- Exercise prompt: The listing below should be written out exactly; please include all of it.

- Data records:
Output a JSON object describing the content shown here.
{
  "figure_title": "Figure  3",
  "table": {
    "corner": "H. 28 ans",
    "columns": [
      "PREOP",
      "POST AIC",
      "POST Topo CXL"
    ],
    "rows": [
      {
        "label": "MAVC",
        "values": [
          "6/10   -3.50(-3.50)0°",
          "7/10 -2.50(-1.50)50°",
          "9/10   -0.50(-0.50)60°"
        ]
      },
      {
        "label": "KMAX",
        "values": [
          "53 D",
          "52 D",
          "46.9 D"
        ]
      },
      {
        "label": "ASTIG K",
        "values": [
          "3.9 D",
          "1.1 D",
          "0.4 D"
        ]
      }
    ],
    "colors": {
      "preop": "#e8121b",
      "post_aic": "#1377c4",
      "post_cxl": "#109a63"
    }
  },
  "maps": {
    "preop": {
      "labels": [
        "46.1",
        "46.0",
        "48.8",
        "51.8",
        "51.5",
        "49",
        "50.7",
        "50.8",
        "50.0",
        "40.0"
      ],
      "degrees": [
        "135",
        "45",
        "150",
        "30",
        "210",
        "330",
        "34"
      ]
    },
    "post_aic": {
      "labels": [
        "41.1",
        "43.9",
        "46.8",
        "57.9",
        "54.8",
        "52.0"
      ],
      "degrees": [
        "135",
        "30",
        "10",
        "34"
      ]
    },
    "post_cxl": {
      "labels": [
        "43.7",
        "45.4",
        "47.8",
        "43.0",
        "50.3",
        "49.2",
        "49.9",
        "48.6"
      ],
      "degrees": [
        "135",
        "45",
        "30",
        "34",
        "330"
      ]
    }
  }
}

- Result:
Output a JSON object describing the content shown here.
{
  "figure_title": "Figure  3",
  "table": {
    "corner": "H. 28 ans",
    "columns": [
      "PREOP",
      "POST AIC",
      "POST Topo CXL"
    ],
    "rows": [
      {
        "label": "MAVC",
        "values": [
          "6/10   -3.50(-3.50)0°",
          "7/10 -2.50(-1.50)50°",
          "9/10   -0.50(-0.50)60°"
        ]
      },
      {
        "label": "KMAX",
        "values": [
          "53 D",
          "52 D",
          "46.9 D"
        ]
      },
      {
        "label": "ASTIG K",
        "values": [
          "3.9 D",
          "1.1 D",
          "0.4 D"
        ]
      }
    ],
    "colors": {
      "preop": "#e8121b",
      "post_aic": "#1377c4",
      "post_cxl": "#109a63"
    }
  },
  "maps": {
    "preop": {
      "labels": [
        "46.1",
        "46.0",
        "48.8",
        "51.8",
        "51.5",
        "49",
        "50.7",
        "50.8",
        "50.0",
        "40.0"
      ],
      "degrees": [
        "135",
        "45",
        "150",
        "30",
        "210",
        "330",
        "34"
      ]
    },
    "post_aic": {
      "labels": [
        "41.1",
        "43.9",
        "46.8",
        "57.9",
        "54.8",
        "52.0"
      ],
      "degrees": [
        "135",
        "30",
        "10",
        "34"
      ]
    },
    "post_cxl": {
      "labels": [
        "43.7",
        "45.4",
        "47.8",
        "43.0",
        "50.3",
        "49.2",
        "49.9",
        "48.6"
      ],
      "degrees": [
        "135",
        "45",
        "30",
        "34",
        "330"
      ]
    }
  }
}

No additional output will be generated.